#### [DATASET EXCERPTS]
*-*-*
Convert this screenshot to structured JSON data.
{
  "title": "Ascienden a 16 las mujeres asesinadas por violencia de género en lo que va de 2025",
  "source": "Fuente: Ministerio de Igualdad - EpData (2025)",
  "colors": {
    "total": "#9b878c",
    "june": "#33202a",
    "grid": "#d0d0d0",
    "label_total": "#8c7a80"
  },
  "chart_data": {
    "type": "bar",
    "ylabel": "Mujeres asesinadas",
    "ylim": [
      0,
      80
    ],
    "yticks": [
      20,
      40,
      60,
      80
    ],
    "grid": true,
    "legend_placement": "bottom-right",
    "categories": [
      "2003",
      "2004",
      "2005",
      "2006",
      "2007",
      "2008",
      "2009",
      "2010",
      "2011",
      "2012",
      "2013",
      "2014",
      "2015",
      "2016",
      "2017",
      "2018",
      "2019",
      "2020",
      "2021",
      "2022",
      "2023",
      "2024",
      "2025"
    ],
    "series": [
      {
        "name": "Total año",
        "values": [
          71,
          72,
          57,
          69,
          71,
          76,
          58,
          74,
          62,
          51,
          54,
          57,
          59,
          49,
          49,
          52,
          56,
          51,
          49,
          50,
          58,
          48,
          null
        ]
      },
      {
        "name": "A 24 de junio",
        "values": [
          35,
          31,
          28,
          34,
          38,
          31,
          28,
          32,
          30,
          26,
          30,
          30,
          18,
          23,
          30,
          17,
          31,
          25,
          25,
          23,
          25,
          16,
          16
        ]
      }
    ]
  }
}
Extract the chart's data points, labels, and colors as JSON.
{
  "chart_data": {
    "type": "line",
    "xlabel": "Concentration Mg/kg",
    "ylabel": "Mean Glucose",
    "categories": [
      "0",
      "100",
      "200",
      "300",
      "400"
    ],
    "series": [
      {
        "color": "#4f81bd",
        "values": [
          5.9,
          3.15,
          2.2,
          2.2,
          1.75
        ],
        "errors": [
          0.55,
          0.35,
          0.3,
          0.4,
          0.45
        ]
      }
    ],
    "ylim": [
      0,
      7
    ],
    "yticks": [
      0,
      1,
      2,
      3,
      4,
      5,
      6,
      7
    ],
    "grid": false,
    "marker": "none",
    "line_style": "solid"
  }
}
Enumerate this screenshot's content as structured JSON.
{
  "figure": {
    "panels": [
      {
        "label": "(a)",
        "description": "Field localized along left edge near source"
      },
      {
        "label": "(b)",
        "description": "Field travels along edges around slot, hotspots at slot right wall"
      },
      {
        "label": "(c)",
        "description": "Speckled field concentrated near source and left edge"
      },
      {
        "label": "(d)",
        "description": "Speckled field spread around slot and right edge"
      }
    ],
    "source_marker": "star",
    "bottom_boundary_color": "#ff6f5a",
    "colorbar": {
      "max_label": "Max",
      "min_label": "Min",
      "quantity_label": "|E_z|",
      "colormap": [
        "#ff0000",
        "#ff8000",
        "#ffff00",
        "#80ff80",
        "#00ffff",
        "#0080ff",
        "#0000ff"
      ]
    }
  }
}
*-*-*
#### [JOB]
Word for word, quote all of the data above.

#### [TASK SOLUTION]
Convert this screenshot to structured JSON data.
{
  "title": "Ascienden a 16 las mujeres asesinadas por violencia de género en lo que va de 2025",
  "source": "Fuente: Ministerio de Igualdad - EpData (2025)",
  "colors": {
    "total": "#9b878c",
    "june": "#33202a",
    "grid": "#d0d0d0",
    "label_total": "#8c7a80"
  },
  "chart_data": {
    "type": "bar",
    "ylabel": "Mujeres asesinadas",
    "ylim": [
      0,
      80
    ],
    "yticks": [
      20,
      40,
      60,
      80
    ],
    "grid": true,
    "legend_placement": "bottom-right",
    "categories": [
      "2003",
      "2004",
      "2005",
      "2006",
      "2007",
      "2008",
      "2009",
      "2010",
      "2011",
      "2012",
      "2013",
      "2014",
      "2015",
      "2016",
      "2017",
      "2018",
      "2019",
      "2020",
      "2021",
      "2022",
      "2023",
      "2024",
      "2025"
    ],
    "series": [
      {
        "name": "Total año",
        "values": [
          71,
          72,
          57,
          69,
          71,
          76,
          58,
          74,
          62,
          51,
          54,
          57,
          59,
          49,
          49,
          52,
          56,
          51,
          49,
          50,
          58,
          48,
          null
        ]
      },
      {
        "name": "A 24 de junio",
        "values": [
          35,
          31,
          28,
          34,
          38,
          31,
          28,
          32,
          30,
          26,
          30,
          30,
          18,
          23,
          30,
          17,
          31,
          25,
          25,
          23,
          25,
          16,
          16
        ]
      }
    ]
  }
}
Extract the chart's data points, labels, and colors as JSON.
{
  "chart_data": {
    "type": "line",
    "xlabel": "Concentration Mg/kg",
    "ylabel": "Mean Glucose",
    "categories": [
      "0",
      "100",
      "200",
      "300",
      "400"
    ],
    "series": [
      {
        "color": "#4f81bd",
        "values": [
          5.9,
          3.15,
          2.2,
          2.2,
          1.75
        ],
        "errors": [
          0.55,
          0.35,
          0.3,
          0.4,
          0.45
        ]
      }
    ],
    "ylim": [
      0,
      7
    ],
    "yticks": [
      0,
      1,
      2,
      3,
      4,
      5,
      6,
      7
    ],
    "grid": false,
    "marker": "none",
    "line_style": "solid"
  }
}
Enumerate this screenshot's content as structured JSON.
{
  "figure": {
    "panels": [
      {
        "label": "(a)",
        "description": "Field localized along left edge near source"
      },
      {
        "label": "(b)",
        "description": "Field travels along edges around slot, hotspots at slot right wall"
      },
      {
        "label": "(c)",
        "description": "Speckled field concentrated near source and left edge"
      },
      {
        "label": "(d)",
        "description": "Speckled field spread around slot and right edge"
      }
    ],
    "source_marker": "star",
    "bottom_boundary_color": "#ff6f5a",
    "colorbar": {
      "max_label": "Max",
      "min_label": "Min",
      "quantity_label": "|E_z|",
      "colormap": [
        "#ff0000",
        "#ff8000",
        "#ffff00",
        "#80ff80",
        "#00ffff",
        "#0080ff",
        "#0000ff"
      ]
    }
  }
}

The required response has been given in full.